**Data records:**
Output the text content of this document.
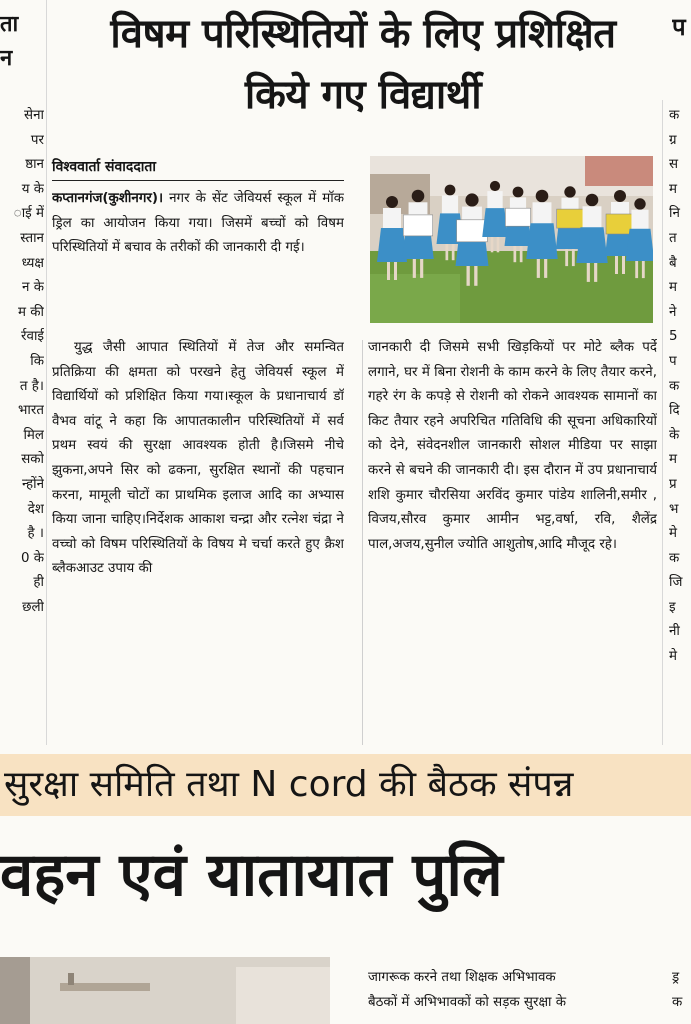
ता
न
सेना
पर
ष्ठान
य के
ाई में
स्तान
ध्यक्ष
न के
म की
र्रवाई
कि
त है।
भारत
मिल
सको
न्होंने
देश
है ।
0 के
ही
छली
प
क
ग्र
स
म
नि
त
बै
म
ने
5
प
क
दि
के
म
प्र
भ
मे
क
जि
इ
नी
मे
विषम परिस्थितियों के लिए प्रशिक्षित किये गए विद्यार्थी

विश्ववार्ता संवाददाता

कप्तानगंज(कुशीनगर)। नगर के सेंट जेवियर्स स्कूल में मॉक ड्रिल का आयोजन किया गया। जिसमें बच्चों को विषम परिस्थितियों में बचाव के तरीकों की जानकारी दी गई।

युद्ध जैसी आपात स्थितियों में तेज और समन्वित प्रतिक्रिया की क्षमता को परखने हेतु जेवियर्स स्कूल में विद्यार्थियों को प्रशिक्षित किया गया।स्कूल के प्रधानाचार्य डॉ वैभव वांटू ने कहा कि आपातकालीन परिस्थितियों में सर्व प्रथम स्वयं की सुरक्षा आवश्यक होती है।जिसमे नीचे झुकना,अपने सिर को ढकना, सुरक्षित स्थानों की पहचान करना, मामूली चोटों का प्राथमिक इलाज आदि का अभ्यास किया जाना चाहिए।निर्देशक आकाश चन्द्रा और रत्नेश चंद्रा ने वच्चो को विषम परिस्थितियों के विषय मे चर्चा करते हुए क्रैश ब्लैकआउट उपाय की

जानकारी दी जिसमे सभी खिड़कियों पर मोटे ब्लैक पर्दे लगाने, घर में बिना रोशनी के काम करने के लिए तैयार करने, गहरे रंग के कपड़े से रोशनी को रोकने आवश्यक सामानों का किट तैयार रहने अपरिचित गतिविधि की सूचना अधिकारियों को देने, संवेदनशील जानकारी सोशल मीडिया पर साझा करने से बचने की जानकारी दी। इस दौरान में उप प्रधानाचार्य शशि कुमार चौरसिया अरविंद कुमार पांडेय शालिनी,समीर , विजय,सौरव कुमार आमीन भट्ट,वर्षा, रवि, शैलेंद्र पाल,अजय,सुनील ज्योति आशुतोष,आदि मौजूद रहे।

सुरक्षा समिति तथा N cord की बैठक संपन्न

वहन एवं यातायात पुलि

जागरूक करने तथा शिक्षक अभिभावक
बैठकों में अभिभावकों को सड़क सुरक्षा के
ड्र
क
--
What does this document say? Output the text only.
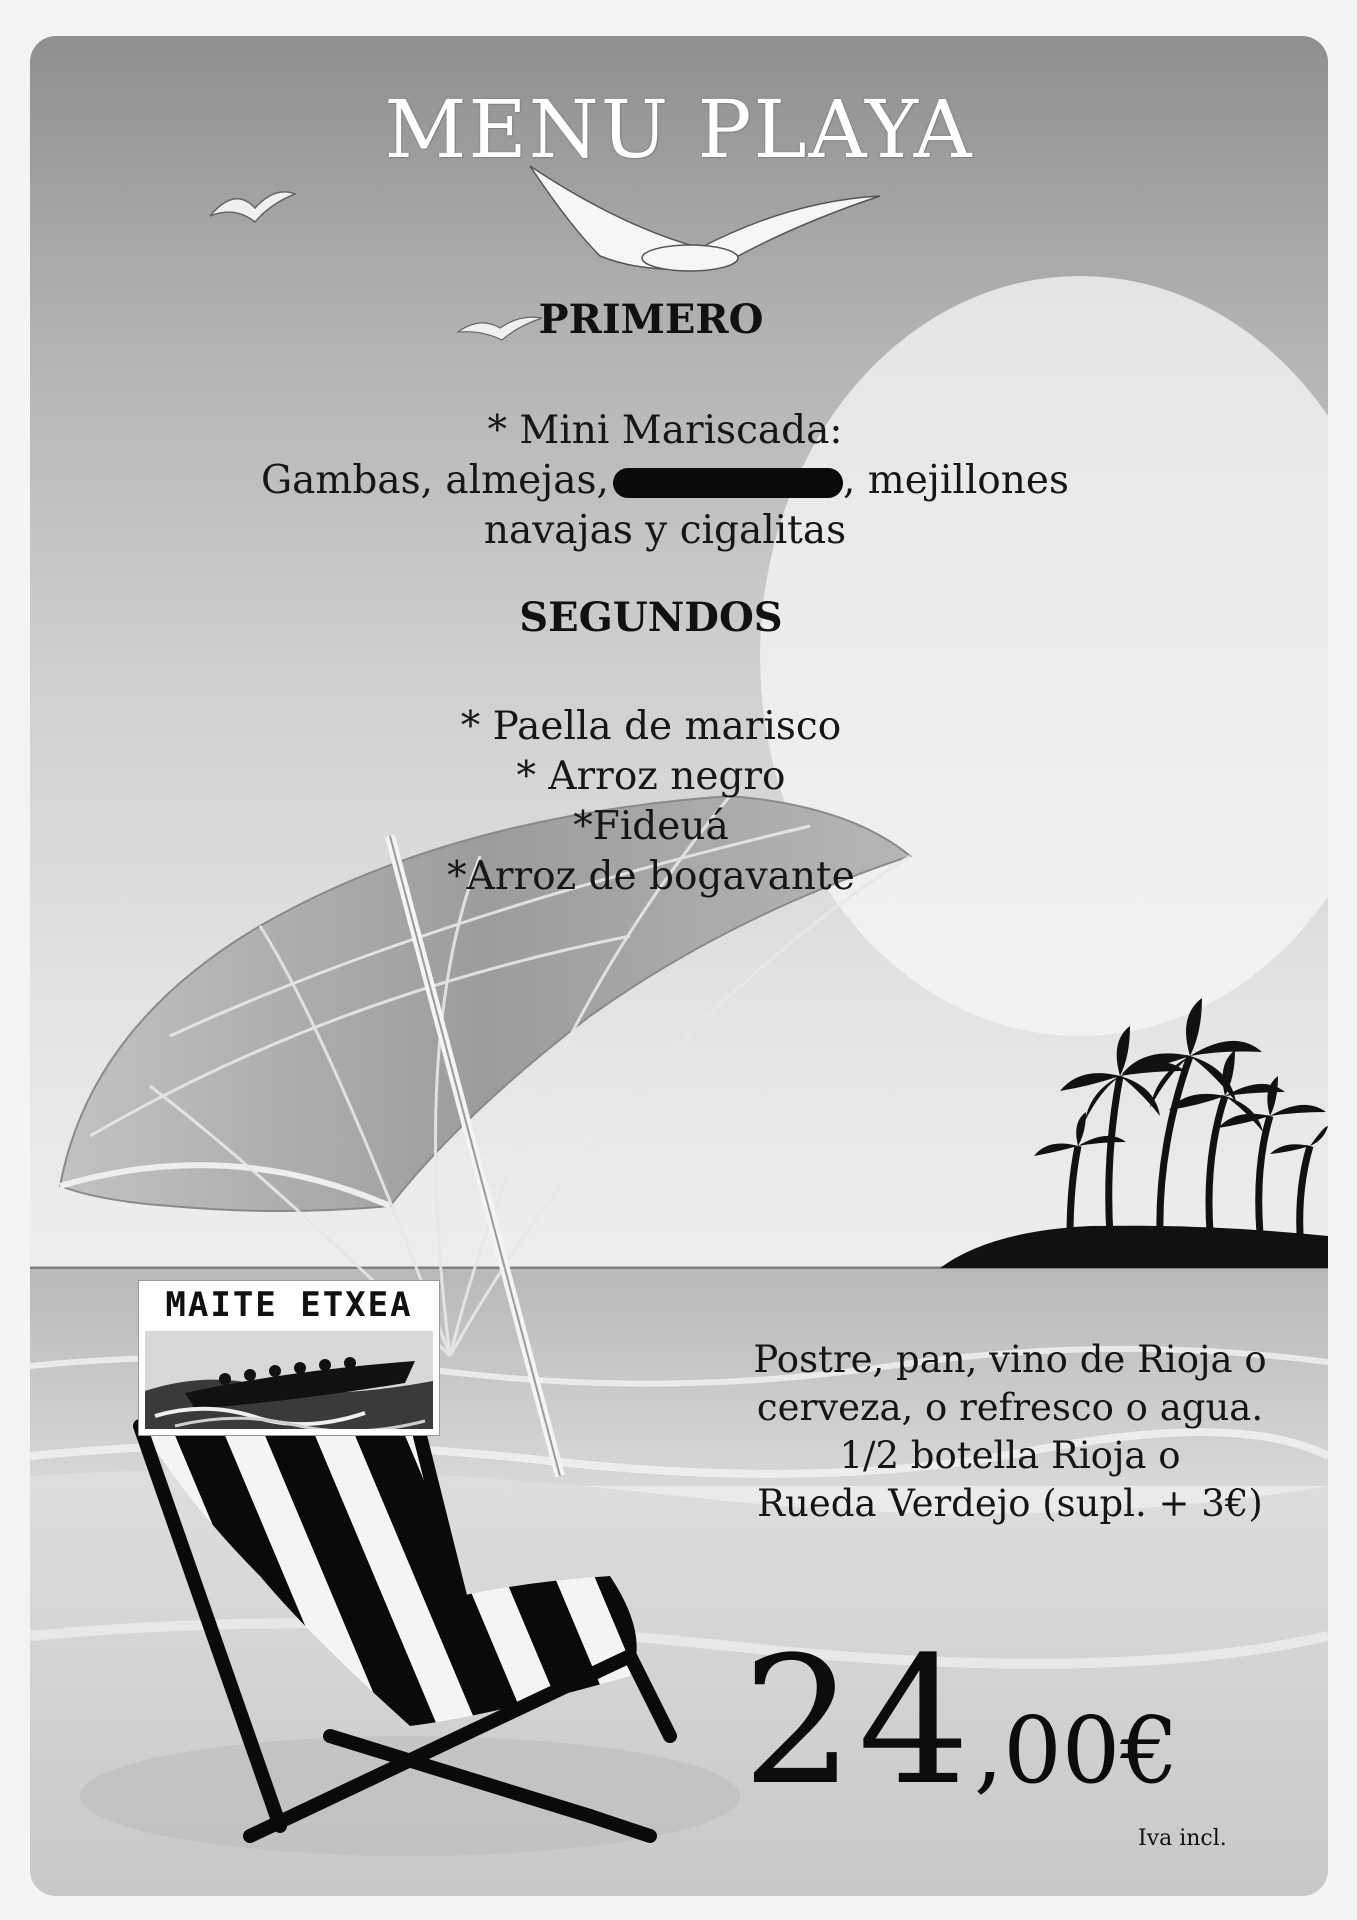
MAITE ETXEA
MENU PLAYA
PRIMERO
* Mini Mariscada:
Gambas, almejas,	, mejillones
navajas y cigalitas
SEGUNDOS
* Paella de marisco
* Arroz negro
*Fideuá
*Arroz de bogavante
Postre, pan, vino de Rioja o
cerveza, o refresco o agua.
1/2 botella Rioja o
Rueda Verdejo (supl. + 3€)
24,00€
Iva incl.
==
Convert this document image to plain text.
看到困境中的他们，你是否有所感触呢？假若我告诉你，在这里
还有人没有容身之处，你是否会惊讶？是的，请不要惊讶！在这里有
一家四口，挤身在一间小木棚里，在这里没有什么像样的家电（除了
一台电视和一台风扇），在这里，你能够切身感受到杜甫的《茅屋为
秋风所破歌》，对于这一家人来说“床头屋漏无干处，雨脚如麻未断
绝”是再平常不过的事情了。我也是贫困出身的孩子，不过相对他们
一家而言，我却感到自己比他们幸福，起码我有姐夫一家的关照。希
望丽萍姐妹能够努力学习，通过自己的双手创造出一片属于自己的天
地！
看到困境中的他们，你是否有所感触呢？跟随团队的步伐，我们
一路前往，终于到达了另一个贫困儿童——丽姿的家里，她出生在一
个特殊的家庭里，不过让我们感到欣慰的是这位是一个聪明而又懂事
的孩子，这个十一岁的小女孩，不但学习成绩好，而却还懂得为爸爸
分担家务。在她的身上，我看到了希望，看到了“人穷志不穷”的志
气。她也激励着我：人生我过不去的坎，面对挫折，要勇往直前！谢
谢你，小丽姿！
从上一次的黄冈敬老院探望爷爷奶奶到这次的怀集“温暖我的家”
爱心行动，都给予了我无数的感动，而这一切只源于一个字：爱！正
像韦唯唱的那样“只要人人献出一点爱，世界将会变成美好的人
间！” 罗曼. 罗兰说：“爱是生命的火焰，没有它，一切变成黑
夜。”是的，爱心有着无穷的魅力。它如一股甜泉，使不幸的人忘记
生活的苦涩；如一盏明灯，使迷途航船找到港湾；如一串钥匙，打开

**Written exercise:** Which lines include the word "document"? Copy every one of them.

**Task output:**
Output the text content of this document.
What does this document say? Output the text only.
Convert this document image to plain text.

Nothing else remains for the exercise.